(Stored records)
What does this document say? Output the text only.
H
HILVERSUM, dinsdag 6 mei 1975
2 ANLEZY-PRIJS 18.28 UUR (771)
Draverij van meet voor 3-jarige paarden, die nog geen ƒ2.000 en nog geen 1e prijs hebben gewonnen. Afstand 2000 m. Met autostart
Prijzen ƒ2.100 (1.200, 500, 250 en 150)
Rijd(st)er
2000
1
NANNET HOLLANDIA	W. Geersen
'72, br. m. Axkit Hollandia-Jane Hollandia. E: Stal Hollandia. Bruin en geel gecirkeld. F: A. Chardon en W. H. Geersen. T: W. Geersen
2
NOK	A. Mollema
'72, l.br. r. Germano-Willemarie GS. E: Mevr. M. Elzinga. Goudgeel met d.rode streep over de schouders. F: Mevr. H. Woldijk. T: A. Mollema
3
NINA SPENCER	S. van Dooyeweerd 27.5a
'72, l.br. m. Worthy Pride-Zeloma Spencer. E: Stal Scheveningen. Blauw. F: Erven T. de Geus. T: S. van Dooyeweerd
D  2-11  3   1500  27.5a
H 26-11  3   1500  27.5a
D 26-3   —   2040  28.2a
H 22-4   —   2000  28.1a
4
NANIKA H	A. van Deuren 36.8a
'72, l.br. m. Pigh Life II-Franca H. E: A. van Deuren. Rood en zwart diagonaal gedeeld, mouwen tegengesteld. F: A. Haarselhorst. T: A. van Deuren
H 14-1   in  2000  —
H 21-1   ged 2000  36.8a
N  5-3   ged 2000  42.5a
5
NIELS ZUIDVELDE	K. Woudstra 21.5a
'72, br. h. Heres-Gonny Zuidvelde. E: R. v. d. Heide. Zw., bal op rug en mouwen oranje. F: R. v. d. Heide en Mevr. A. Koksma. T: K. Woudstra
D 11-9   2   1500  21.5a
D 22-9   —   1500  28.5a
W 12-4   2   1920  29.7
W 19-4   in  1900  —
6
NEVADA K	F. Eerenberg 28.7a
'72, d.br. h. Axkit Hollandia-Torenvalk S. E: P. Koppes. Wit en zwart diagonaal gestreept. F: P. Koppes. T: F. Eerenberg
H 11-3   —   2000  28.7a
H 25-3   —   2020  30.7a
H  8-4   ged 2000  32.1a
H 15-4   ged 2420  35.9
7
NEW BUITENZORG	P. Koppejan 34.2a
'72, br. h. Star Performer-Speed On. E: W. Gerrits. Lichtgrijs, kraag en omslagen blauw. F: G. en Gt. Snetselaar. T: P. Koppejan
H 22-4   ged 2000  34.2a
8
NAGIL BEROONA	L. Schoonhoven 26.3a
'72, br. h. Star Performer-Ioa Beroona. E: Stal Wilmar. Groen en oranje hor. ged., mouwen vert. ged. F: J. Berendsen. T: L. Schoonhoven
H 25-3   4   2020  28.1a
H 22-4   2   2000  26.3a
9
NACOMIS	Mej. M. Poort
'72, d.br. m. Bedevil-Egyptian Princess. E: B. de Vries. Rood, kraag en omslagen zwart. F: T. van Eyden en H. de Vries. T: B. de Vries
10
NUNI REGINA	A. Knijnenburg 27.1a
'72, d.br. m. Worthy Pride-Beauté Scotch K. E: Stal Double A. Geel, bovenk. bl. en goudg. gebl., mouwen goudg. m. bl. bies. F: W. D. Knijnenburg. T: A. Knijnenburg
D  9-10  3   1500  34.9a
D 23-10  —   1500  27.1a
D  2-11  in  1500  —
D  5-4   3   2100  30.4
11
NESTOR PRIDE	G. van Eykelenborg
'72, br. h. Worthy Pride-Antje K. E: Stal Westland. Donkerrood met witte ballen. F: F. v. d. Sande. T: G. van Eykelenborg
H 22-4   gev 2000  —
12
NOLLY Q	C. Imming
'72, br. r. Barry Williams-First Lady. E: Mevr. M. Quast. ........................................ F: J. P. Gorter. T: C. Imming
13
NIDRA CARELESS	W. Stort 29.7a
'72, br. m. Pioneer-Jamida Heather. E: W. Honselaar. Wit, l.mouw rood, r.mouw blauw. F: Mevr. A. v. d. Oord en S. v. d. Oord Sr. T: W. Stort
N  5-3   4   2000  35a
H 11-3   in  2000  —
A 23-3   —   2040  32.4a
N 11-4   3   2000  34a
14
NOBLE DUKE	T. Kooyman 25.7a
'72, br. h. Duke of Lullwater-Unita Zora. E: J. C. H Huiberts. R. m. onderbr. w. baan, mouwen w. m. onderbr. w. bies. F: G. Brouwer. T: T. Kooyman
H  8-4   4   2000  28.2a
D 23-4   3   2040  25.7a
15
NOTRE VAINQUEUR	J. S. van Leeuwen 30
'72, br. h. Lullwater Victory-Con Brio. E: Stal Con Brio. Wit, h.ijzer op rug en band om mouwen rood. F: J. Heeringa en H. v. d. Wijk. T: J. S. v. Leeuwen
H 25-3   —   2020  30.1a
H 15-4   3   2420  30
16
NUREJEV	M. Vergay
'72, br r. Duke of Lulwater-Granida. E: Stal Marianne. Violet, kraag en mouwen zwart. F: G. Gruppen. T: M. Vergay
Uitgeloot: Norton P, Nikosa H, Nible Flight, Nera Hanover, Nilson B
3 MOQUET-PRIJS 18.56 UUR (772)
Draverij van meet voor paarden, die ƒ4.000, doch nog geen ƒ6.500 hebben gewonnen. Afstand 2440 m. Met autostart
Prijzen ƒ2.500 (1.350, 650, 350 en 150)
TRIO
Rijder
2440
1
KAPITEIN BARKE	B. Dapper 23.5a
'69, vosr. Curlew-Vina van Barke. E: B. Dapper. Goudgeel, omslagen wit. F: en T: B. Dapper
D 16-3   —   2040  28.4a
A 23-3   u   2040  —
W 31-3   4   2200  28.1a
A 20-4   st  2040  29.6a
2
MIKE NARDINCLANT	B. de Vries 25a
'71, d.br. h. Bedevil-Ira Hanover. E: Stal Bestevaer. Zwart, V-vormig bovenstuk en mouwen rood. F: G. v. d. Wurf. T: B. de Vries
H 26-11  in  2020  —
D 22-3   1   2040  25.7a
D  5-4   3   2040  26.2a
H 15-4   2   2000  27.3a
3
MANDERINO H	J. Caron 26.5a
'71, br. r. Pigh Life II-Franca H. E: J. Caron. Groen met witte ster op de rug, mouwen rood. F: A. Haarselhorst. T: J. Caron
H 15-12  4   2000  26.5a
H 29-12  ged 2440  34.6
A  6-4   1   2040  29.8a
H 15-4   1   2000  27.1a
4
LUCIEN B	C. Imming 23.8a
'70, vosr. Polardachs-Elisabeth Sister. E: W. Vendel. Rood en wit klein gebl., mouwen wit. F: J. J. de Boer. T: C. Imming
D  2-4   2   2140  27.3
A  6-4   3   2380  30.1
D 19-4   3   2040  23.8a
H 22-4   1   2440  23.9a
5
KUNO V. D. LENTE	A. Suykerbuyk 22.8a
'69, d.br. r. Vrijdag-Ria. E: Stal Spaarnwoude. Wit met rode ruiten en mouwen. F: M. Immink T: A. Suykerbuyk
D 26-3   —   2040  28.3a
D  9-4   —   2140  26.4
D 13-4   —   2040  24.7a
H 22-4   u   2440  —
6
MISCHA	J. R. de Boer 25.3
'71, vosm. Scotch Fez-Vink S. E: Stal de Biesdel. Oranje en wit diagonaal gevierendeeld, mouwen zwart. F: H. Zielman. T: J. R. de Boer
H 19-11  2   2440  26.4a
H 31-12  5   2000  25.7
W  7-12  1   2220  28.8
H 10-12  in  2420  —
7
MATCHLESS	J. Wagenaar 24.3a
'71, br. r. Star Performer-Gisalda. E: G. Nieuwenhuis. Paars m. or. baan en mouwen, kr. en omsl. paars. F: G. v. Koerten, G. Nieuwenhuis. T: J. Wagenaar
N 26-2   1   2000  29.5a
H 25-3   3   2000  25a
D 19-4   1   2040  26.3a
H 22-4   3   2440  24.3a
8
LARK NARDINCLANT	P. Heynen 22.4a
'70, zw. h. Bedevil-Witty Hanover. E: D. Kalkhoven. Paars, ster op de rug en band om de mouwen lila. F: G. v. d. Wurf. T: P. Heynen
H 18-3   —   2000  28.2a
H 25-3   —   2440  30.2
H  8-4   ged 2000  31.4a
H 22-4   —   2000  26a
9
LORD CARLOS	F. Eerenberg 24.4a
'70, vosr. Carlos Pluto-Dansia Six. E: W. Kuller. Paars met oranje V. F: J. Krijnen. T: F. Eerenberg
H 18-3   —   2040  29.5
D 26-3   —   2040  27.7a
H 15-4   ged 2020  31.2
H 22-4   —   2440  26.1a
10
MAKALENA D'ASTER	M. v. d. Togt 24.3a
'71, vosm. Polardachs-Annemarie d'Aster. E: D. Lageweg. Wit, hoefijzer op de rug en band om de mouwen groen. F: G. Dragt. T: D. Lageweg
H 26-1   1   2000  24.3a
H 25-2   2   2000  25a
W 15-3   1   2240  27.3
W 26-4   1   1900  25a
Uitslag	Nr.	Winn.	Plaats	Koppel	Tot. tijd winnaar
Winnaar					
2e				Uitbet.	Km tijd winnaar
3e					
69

_DIRECTIONS_:
Where a line in the material above holds "Leeuwen", copy that line.

_ANSWER IN FULL_:
NOTRE VAINQUEUR	J. S. van Leeuwen 30
'72, br. h. Lullwater Victory-Con Brio. E: Stal Con Brio. Wit, h.ijzer op rug en band om mouwen rood. F: J. Heeringa en H. v. d. Wijk. T: J. S. v. Leeuwen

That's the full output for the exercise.